What you should do ▸ Keep only the lines that hold the string "quàm", filtering out the rest of the entries below.

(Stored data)
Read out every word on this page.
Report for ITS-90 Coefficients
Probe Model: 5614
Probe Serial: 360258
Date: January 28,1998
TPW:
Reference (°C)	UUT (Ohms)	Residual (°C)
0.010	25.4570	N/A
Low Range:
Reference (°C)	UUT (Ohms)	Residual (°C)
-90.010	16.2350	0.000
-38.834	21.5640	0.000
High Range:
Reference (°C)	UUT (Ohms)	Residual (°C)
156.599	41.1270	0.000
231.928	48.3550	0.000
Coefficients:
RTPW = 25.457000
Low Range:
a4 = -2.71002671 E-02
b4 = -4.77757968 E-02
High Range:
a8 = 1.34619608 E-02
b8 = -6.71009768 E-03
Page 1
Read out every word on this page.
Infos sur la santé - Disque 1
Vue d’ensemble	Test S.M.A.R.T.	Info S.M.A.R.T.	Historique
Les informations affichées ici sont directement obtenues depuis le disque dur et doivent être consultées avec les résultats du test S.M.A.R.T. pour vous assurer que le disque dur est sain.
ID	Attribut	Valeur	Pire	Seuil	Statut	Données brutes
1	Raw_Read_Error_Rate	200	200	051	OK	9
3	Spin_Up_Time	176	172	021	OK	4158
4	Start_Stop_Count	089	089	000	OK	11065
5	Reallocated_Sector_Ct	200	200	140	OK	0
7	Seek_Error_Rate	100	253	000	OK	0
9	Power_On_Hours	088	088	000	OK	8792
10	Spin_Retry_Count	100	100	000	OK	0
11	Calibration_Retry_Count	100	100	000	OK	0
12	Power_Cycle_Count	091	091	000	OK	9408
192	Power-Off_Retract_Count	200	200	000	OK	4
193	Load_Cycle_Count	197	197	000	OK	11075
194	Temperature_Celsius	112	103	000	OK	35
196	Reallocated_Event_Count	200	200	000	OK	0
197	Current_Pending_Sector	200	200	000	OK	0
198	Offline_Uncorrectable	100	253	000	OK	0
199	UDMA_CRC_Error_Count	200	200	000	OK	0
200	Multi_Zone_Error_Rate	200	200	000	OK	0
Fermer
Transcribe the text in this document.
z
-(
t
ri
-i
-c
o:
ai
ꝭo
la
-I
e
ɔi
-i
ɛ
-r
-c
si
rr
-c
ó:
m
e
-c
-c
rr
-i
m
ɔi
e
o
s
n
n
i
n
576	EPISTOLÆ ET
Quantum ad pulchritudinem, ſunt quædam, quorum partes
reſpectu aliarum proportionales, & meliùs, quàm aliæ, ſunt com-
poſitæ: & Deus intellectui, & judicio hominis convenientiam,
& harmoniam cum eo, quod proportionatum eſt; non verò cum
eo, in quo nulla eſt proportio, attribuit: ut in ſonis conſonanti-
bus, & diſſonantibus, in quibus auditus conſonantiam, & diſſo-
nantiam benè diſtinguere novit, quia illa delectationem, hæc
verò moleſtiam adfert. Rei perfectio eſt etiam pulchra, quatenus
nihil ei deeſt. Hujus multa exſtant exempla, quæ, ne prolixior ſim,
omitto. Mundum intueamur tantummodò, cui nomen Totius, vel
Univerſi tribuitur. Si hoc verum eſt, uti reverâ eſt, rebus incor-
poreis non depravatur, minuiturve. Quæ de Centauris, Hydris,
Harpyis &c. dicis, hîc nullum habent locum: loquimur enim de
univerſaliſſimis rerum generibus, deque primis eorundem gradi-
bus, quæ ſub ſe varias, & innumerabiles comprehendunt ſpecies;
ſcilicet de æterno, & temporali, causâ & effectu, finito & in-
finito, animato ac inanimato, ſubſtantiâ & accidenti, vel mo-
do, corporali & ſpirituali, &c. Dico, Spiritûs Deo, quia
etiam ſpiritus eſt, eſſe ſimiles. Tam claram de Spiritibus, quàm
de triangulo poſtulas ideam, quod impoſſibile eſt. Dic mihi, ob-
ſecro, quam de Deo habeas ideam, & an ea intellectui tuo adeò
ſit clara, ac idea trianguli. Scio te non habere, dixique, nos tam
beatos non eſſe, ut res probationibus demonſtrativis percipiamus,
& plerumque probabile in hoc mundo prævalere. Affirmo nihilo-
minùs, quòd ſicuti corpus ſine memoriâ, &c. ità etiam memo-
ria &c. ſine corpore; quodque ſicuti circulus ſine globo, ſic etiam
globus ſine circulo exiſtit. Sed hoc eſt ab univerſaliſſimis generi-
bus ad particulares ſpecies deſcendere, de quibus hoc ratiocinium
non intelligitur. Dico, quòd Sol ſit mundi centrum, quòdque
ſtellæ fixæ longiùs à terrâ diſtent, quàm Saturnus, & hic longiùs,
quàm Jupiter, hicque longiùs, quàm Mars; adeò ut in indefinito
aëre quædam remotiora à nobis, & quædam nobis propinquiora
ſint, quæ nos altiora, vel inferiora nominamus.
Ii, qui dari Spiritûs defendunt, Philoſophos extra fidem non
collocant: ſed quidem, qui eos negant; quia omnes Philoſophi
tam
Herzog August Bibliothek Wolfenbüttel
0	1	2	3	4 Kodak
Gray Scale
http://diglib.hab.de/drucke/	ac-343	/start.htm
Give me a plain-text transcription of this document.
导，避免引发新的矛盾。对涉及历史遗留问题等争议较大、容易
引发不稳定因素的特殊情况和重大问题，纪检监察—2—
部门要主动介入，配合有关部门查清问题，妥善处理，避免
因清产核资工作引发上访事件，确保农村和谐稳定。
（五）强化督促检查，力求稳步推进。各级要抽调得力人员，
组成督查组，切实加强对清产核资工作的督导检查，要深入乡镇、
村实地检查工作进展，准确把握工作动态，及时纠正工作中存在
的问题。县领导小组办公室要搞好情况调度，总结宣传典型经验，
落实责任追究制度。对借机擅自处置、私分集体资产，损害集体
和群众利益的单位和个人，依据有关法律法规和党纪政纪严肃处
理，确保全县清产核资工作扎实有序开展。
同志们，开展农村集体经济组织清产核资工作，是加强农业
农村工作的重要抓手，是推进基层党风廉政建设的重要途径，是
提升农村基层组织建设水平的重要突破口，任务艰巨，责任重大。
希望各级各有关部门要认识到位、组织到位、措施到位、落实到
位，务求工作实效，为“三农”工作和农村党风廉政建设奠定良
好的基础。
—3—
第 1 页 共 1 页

Response ▸
reſpectu aliarum proportionales, & meliùs, quàm aliæ, ſunt com-
etiam ſpiritus eſt, eſſe ſimiles. Tam claram de Spiritibus, quàm
ſtellæ fixæ longiùs à terrâ diſtent, quàm Saturnus, & hic longiùs,
quàm Jupiter, hicque longiùs, quàm Mars; adeò ut in indefinito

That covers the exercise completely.